● **YOUR INSTRUCTIONS**
Copy each line that includes the string "expression" from the material into your answer.
+++ EXCERPTED DATA +++
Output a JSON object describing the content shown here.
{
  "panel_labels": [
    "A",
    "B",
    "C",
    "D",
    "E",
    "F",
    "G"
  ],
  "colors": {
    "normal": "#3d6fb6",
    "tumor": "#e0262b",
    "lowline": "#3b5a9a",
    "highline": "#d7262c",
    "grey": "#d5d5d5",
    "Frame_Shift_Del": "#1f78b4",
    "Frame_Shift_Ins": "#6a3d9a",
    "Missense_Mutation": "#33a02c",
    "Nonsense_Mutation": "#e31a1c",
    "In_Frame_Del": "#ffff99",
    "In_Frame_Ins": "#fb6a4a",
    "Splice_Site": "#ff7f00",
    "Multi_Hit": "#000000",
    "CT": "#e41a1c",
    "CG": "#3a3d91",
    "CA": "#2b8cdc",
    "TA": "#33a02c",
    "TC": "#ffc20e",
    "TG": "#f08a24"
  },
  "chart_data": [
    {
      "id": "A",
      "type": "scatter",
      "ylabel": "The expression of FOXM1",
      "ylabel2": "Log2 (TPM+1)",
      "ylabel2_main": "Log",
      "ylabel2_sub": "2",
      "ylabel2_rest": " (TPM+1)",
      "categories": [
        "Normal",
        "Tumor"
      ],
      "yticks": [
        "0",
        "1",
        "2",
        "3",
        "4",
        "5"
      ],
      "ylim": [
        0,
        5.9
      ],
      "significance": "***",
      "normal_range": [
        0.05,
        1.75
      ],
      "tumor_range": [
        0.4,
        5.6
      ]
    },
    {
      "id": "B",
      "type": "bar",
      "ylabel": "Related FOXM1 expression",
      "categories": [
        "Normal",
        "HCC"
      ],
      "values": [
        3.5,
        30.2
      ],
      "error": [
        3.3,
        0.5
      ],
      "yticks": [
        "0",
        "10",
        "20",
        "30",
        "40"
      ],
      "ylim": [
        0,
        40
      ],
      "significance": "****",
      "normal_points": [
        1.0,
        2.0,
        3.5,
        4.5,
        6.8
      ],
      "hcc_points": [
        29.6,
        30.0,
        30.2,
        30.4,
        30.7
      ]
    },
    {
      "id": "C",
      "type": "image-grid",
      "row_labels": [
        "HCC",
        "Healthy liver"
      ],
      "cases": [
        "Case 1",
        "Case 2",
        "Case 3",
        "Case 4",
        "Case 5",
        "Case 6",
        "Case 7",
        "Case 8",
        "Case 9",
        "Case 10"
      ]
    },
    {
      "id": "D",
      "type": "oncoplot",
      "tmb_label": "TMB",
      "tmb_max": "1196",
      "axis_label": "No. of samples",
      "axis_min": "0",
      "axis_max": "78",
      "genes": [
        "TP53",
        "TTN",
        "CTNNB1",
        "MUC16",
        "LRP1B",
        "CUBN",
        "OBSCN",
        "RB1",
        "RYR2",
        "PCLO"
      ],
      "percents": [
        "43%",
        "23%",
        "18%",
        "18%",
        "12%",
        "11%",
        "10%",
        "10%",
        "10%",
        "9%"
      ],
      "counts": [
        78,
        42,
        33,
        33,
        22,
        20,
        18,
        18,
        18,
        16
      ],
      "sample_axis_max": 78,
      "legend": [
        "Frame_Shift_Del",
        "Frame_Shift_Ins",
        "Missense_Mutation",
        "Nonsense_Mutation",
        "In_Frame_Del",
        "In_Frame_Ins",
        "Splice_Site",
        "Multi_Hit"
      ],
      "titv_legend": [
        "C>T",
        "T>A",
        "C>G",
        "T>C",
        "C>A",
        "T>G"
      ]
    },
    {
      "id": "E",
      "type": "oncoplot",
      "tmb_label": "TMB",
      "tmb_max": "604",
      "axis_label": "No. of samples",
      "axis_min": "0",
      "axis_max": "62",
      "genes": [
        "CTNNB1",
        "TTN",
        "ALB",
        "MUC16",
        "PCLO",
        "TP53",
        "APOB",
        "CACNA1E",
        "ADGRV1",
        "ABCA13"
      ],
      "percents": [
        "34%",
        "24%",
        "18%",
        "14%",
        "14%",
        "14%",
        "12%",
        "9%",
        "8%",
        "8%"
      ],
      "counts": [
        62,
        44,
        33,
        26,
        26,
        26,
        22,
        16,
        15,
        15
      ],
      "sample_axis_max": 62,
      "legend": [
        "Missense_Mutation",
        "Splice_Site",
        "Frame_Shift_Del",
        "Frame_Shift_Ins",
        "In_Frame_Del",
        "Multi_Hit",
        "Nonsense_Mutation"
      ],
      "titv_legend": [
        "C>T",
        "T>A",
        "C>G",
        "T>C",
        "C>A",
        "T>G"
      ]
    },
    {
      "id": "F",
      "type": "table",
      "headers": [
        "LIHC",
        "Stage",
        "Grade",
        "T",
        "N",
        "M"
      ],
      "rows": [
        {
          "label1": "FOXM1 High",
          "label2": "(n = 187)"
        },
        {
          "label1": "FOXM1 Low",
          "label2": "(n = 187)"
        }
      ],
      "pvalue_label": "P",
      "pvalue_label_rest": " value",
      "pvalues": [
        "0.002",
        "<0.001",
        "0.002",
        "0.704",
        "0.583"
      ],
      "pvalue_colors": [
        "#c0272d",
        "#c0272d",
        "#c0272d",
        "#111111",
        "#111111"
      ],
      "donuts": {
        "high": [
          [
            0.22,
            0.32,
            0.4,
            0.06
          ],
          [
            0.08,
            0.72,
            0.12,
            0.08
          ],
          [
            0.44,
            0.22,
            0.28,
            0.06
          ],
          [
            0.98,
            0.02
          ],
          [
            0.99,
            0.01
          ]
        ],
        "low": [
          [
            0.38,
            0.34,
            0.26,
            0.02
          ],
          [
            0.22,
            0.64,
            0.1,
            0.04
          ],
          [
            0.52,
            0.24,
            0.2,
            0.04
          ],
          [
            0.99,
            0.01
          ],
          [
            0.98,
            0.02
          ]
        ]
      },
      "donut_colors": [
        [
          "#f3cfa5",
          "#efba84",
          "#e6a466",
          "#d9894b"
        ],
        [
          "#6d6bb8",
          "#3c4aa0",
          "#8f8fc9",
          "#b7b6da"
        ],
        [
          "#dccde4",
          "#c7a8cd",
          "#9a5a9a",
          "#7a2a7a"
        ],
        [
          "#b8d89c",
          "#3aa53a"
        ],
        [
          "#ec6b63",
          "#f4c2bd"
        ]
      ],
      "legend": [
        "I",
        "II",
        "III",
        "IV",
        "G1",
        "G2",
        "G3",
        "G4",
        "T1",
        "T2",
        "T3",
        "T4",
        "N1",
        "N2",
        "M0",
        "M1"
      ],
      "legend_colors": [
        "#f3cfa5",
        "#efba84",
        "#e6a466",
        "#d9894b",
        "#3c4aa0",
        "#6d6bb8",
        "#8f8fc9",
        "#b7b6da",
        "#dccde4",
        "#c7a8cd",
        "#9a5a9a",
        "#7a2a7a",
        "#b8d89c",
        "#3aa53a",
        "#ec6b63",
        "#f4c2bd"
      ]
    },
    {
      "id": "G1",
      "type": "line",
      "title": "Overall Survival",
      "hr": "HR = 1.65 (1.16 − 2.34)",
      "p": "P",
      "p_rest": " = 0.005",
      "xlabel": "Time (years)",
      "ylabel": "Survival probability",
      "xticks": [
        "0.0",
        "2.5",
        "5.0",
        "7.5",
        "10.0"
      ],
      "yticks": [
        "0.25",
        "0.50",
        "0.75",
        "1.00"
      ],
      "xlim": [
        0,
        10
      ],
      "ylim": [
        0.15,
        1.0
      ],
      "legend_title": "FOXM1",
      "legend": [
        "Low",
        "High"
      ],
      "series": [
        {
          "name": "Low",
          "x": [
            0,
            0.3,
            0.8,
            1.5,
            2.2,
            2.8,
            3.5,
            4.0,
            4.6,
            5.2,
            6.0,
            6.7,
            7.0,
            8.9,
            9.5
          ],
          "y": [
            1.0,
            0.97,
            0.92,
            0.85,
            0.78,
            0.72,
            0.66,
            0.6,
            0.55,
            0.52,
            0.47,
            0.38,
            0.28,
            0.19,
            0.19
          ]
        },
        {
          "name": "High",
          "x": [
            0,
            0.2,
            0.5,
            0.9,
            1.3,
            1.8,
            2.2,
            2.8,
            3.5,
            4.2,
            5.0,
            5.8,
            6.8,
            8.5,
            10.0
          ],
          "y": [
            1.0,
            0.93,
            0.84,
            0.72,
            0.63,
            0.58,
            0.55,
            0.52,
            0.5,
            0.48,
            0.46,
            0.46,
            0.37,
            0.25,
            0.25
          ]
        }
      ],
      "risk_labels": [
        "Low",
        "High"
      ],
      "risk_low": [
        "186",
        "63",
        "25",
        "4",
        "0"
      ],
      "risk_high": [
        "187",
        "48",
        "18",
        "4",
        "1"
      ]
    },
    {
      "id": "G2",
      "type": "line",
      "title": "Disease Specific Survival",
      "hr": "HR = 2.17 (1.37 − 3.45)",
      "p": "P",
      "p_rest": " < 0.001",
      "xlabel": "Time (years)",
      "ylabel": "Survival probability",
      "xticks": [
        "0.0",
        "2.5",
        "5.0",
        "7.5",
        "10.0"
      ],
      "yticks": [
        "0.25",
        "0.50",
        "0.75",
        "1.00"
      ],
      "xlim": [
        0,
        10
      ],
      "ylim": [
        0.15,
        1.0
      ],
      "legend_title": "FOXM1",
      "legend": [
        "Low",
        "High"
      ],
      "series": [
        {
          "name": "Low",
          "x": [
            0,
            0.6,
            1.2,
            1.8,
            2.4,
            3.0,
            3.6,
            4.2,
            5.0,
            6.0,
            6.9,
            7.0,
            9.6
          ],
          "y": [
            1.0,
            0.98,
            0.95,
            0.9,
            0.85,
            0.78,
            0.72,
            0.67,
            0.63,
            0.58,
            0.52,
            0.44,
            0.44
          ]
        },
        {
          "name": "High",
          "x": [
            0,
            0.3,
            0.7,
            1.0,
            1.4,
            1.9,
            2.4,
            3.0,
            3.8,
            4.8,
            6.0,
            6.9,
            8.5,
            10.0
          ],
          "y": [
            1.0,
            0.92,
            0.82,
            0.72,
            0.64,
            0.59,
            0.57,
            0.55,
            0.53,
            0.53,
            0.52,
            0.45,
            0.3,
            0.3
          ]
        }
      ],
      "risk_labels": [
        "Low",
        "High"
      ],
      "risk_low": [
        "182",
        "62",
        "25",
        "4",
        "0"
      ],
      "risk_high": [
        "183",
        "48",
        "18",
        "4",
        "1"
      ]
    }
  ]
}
+++
● **EXERCISE RESPONSE**
      "ylabel": "The expression of FOXM1",
      "ylabel": "Related FOXM1 expression",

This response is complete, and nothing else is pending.